• [Data to process]:

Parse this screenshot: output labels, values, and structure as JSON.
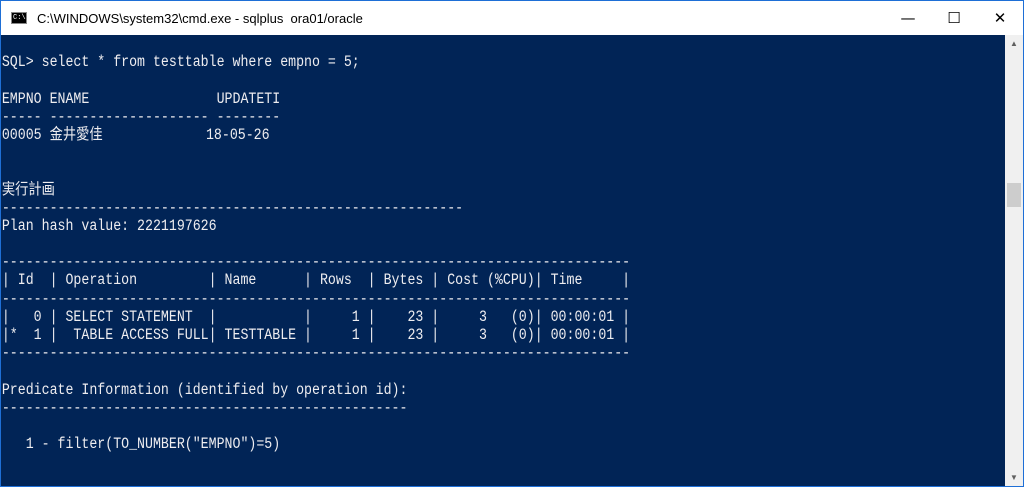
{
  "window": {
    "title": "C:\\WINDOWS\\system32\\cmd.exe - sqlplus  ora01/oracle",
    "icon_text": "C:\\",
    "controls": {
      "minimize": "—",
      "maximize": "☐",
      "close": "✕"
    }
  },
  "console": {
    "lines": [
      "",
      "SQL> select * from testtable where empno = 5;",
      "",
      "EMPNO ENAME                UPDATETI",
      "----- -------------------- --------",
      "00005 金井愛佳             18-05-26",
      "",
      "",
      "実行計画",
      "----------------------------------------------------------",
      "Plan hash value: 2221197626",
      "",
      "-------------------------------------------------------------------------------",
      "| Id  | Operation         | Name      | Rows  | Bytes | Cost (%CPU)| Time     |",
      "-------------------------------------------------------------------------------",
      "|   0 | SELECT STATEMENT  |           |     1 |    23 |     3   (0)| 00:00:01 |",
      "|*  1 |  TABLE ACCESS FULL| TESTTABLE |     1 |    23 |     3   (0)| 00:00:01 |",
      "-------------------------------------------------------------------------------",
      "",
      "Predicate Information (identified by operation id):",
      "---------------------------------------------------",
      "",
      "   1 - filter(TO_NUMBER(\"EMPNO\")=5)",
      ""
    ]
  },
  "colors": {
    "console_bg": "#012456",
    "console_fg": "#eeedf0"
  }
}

• [Problem requirements]: Every record above should be written out again exactly; the pictures stay out of the copy.

• [Answer to the task]:
Parse this screenshot: output labels, values, and structure as JSON.
{
  "window": {
    "title": "C:\\WINDOWS\\system32\\cmd.exe - sqlplus  ora01/oracle",
    "icon_text": "C:\\",
    "controls": {
      "minimize": "—",
      "maximize": "☐",
      "close": "✕"
    }
  },
  "console": {
    "lines": [
      "",
      "SQL> select * from testtable where empno = 5;",
      "",
      "EMPNO ENAME                UPDATETI",
      "----- -------------------- --------",
      "00005 金井愛佳             18-05-26",
      "",
      "",
      "実行計画",
      "----------------------------------------------------------",
      "Plan hash value: 2221197626",
      "",
      "-------------------------------------------------------------------------------",
      "| Id  | Operation         | Name      | Rows  | Bytes | Cost (%CPU)| Time     |",
      "-------------------------------------------------------------------------------",
      "|   0 | SELECT STATEMENT  |           |     1 |    23 |     3   (0)| 00:00:01 |",
      "|*  1 |  TABLE ACCESS FULL| TESTTABLE |     1 |    23 |     3   (0)| 00:00:01 |",
      "-------------------------------------------------------------------------------",
      "",
      "Predicate Information (identified by operation id):",
      "---------------------------------------------------",
      "",
      "   1 - filter(TO_NUMBER(\"EMPNO\")=5)",
      ""
    ]
  },
  "colors": {
    "console_bg": "#012456",
    "console_fg": "#eeedf0"
  }
}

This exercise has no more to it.